* What needs to be done
Extract the lines that hold the string "JSON".

* Supplied records

• • • •

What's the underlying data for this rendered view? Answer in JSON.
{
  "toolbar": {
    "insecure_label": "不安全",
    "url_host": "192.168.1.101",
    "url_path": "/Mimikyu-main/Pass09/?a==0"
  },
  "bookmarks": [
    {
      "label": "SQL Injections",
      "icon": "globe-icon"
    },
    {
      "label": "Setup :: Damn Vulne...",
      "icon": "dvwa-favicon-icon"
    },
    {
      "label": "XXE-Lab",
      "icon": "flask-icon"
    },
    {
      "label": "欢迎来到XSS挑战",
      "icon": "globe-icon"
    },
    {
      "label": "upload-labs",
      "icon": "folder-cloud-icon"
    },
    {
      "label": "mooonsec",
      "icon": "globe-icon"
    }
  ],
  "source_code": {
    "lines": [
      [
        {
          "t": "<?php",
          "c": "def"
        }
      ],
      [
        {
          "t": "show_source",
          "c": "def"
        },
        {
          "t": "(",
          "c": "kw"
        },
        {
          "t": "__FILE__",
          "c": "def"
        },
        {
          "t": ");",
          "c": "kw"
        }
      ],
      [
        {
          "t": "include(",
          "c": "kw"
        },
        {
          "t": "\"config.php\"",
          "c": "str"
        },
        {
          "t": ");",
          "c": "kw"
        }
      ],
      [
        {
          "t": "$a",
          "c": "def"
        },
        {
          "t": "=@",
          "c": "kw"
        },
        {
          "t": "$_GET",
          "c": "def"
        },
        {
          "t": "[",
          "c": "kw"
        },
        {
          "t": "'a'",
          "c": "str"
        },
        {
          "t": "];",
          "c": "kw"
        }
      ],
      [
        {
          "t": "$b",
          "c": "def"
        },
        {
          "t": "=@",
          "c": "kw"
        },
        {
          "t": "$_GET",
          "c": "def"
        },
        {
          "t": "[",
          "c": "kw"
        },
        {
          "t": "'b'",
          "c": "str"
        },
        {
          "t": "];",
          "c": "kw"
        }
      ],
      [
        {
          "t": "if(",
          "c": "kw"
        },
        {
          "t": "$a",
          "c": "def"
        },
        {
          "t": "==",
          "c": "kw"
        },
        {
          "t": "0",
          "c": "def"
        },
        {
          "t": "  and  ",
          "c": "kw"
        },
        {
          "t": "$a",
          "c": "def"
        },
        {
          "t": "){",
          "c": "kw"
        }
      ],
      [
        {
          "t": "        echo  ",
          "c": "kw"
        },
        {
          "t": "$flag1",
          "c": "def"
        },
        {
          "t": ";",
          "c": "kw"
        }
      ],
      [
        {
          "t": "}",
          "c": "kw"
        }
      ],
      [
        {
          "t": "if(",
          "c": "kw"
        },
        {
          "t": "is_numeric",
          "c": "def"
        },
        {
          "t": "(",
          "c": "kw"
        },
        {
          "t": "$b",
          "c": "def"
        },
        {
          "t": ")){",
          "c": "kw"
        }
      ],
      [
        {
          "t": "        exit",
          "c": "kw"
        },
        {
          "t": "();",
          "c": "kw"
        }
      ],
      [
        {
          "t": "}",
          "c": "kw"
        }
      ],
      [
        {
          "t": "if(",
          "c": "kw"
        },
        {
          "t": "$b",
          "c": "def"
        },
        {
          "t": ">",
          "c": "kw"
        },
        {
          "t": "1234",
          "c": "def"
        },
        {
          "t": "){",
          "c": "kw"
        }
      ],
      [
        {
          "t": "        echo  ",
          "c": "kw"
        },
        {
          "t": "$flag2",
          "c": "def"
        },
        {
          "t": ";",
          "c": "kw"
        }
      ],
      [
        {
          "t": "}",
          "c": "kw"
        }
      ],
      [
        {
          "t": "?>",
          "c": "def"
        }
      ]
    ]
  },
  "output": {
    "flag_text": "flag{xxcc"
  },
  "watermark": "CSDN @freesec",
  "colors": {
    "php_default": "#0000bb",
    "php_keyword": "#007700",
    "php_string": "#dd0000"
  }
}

• • • •

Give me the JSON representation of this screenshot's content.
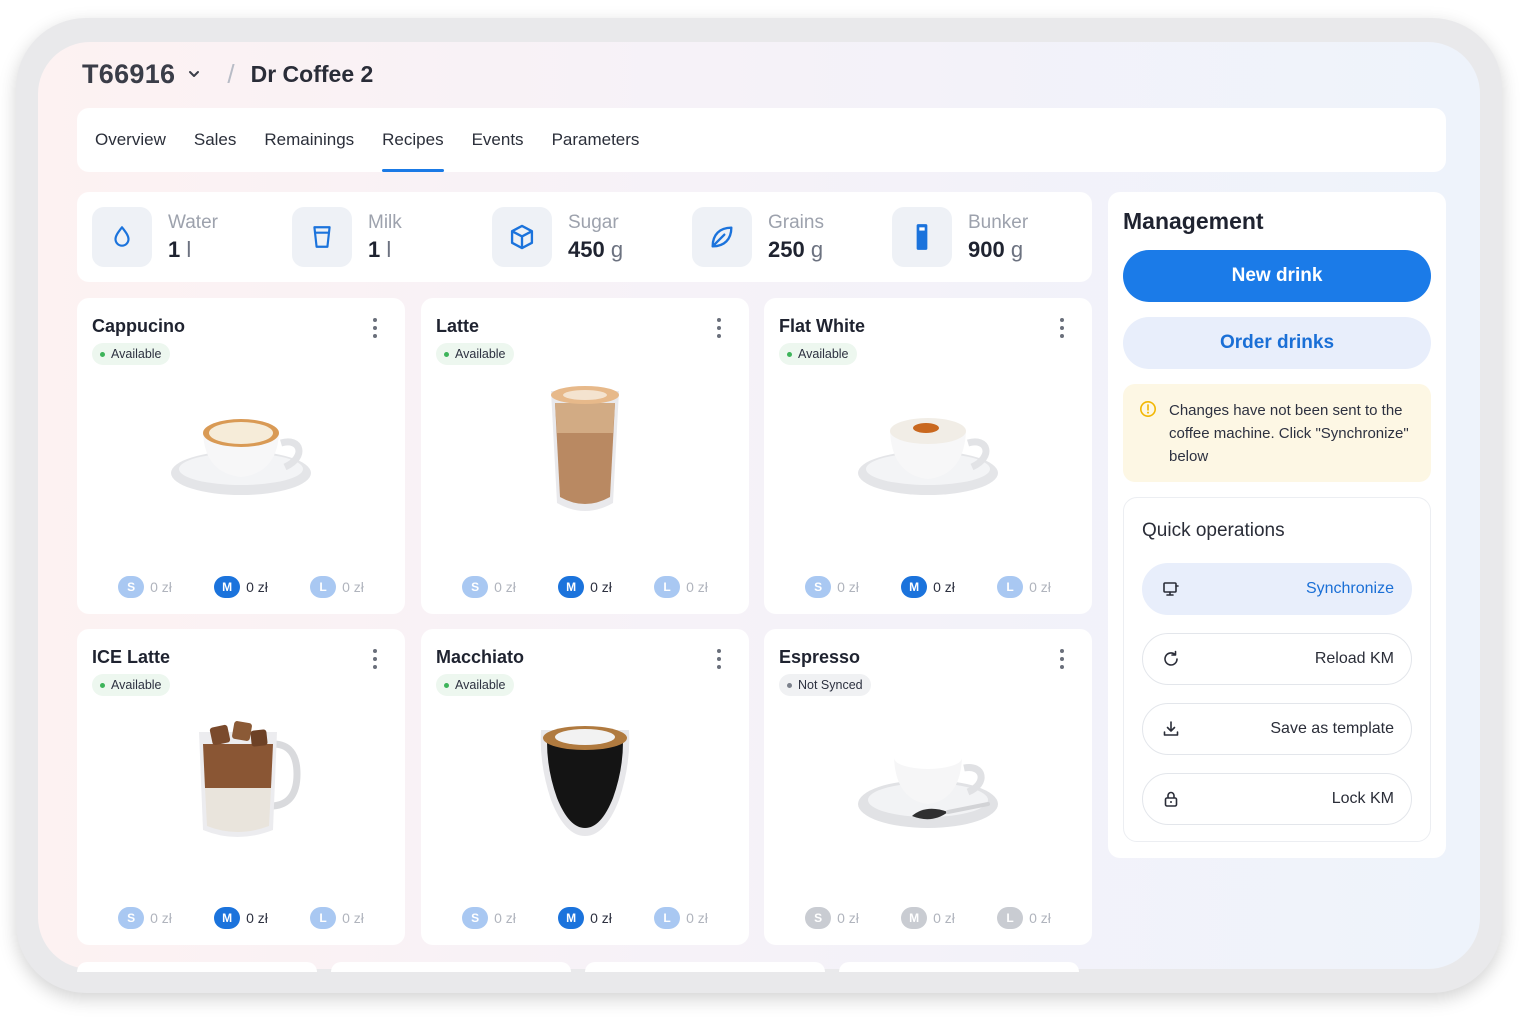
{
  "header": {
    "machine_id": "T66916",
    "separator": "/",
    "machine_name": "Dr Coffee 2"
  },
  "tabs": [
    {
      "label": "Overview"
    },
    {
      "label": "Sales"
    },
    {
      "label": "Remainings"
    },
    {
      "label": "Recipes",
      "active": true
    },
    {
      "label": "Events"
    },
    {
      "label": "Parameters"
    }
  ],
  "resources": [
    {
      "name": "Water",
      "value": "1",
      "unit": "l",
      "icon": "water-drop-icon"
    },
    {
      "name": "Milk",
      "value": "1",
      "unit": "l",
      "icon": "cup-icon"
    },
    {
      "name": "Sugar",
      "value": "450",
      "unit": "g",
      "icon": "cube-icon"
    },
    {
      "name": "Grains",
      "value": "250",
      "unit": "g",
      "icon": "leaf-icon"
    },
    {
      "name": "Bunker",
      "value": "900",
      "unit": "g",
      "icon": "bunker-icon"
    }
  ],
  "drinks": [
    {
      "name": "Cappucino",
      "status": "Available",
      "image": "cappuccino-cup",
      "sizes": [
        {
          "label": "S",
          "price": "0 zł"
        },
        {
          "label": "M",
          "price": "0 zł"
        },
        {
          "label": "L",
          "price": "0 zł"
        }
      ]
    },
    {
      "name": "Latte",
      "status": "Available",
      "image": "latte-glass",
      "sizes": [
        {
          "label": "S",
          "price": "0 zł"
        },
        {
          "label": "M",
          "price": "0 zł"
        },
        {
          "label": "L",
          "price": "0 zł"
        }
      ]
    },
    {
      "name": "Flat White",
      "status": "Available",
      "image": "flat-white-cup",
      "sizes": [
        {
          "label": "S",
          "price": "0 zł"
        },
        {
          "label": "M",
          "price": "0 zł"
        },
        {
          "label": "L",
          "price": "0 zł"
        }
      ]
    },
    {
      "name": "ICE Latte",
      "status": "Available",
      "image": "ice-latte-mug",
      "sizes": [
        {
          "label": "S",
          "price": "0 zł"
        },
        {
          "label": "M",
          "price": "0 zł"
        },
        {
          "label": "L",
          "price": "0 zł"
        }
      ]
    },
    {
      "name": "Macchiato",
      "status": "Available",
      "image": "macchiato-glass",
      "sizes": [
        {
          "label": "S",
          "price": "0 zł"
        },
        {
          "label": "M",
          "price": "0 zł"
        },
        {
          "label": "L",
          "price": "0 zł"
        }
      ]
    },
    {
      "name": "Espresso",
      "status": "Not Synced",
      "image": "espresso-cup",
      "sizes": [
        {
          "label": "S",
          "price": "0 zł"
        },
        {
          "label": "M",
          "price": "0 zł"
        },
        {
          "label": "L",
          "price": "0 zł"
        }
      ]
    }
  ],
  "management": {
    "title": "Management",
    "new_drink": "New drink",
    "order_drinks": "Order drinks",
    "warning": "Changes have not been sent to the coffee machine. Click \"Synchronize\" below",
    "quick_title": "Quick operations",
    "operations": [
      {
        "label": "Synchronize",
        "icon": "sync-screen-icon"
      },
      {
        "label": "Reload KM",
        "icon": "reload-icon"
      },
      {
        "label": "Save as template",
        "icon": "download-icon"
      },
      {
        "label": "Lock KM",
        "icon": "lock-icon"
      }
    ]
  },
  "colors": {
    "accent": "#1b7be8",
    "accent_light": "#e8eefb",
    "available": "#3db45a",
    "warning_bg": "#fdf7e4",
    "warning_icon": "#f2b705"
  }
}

• • • •

* The result
What's the underlying data for this rendered view? Answer in JSON.
Give me the JSON representation of this screenshot's content.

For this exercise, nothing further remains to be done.